- _What is expected_: In the data below, find every line with the string "color" and pull it out.

- _Supplied records_:
• • • • •

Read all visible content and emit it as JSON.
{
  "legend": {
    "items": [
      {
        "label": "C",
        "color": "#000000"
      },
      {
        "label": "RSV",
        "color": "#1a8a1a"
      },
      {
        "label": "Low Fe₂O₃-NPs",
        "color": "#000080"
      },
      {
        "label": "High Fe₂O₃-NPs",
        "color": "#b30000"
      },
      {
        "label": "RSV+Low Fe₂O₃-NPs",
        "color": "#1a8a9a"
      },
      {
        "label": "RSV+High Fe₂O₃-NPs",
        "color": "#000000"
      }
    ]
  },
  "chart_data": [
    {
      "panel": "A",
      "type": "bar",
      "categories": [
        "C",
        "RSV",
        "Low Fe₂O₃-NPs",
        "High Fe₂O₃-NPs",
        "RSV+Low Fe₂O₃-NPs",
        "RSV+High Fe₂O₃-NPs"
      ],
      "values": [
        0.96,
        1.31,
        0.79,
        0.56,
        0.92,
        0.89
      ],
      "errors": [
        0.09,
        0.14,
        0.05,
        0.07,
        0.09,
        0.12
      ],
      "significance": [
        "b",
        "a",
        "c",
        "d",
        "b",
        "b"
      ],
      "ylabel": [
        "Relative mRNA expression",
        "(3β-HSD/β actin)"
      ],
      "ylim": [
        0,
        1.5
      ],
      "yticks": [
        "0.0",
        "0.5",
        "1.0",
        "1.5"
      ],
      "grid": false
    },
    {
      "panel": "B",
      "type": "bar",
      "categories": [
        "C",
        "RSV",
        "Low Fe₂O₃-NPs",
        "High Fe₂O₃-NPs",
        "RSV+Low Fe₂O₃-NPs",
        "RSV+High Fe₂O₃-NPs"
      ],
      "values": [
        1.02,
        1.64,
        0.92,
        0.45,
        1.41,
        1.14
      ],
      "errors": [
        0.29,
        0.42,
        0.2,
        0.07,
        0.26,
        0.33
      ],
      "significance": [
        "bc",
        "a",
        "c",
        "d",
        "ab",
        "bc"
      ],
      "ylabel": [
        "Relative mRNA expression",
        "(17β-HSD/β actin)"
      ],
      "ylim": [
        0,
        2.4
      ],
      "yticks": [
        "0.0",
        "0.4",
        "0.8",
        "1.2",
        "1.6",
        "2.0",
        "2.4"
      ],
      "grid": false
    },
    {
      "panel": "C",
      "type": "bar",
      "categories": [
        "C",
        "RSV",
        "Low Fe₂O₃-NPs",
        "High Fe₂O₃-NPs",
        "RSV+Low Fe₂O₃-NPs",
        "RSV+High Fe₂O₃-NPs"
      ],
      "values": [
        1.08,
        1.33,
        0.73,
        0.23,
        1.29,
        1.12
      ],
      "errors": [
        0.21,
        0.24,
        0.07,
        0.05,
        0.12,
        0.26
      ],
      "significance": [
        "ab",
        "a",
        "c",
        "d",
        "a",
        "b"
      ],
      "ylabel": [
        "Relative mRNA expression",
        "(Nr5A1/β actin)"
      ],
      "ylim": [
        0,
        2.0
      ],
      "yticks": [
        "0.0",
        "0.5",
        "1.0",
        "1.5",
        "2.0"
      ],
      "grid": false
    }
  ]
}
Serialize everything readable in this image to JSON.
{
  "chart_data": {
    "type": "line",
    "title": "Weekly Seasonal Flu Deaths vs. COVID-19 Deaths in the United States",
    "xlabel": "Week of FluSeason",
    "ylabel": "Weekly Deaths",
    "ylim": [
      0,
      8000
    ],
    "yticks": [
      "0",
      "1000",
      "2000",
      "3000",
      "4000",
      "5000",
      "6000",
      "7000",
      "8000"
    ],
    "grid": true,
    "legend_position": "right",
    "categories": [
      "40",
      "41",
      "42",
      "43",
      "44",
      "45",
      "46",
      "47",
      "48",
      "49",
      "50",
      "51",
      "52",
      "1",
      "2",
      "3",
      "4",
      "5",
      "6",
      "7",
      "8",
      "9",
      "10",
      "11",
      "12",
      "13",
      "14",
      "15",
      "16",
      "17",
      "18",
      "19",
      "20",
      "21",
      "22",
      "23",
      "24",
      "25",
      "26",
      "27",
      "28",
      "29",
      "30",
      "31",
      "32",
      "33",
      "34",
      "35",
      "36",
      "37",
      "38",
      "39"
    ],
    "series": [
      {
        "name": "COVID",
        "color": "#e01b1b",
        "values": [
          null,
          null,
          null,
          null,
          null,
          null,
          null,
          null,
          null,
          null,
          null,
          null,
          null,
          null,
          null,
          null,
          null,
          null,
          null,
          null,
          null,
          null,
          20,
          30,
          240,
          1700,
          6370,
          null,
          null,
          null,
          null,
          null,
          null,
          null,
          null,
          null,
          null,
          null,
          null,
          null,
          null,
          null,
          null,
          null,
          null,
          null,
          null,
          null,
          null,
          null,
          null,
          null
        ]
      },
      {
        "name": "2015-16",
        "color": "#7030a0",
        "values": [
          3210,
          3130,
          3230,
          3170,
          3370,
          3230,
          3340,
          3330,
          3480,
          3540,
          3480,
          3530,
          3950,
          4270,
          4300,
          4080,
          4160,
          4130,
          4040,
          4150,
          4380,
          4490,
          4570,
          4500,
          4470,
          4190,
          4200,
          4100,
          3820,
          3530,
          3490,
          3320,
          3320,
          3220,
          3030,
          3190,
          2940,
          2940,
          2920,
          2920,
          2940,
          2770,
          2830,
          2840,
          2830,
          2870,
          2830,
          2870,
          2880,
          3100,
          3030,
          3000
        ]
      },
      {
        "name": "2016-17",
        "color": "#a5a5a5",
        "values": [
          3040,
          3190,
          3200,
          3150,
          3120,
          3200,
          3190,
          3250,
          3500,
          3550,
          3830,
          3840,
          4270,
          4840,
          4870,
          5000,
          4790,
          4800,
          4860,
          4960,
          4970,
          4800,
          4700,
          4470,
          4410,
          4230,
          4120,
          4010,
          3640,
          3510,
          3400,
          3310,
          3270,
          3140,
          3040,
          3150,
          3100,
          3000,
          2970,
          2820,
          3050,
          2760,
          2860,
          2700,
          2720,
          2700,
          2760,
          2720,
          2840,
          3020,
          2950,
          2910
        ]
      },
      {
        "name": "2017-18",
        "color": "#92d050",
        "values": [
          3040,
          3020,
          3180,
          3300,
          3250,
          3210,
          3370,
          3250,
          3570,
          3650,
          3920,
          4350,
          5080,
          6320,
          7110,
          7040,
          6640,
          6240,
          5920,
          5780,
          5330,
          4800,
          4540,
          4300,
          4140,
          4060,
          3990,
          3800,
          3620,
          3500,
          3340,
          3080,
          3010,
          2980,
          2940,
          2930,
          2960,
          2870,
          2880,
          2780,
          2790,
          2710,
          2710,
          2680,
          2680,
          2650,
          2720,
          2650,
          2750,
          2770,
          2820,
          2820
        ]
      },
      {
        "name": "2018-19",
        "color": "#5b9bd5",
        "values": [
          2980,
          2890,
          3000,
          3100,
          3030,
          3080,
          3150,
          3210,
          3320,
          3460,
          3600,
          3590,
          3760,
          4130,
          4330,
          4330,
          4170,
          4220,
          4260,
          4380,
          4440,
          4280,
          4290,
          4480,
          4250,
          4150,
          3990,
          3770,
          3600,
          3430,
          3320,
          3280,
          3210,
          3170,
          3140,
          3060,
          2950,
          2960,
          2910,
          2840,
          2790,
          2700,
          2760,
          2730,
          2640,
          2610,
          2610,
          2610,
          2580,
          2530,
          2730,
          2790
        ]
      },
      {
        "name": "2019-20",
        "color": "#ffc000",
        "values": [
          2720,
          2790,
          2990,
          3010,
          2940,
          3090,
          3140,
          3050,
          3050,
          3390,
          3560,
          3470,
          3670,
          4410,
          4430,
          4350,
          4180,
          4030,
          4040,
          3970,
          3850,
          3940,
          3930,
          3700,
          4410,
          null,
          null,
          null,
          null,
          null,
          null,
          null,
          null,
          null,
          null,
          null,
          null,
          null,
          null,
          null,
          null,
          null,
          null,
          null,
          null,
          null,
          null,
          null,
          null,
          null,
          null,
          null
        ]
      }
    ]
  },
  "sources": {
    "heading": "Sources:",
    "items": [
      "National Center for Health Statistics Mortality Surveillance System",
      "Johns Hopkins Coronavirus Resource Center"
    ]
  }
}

• • • • •

- _Result_:
        "color": "#000000"
        "color": "#1a8a1a"
        "color": "#000080"
        "color": "#b30000"
        "color": "#1a8a9a"
        "color": "#000000"
        "color": "#e01b1b",
        "color": "#7030a0",
        "color": "#a5a5a5",
        "color": "#92d050",
        "color": "#5b9bd5",
        "color": "#ffc000",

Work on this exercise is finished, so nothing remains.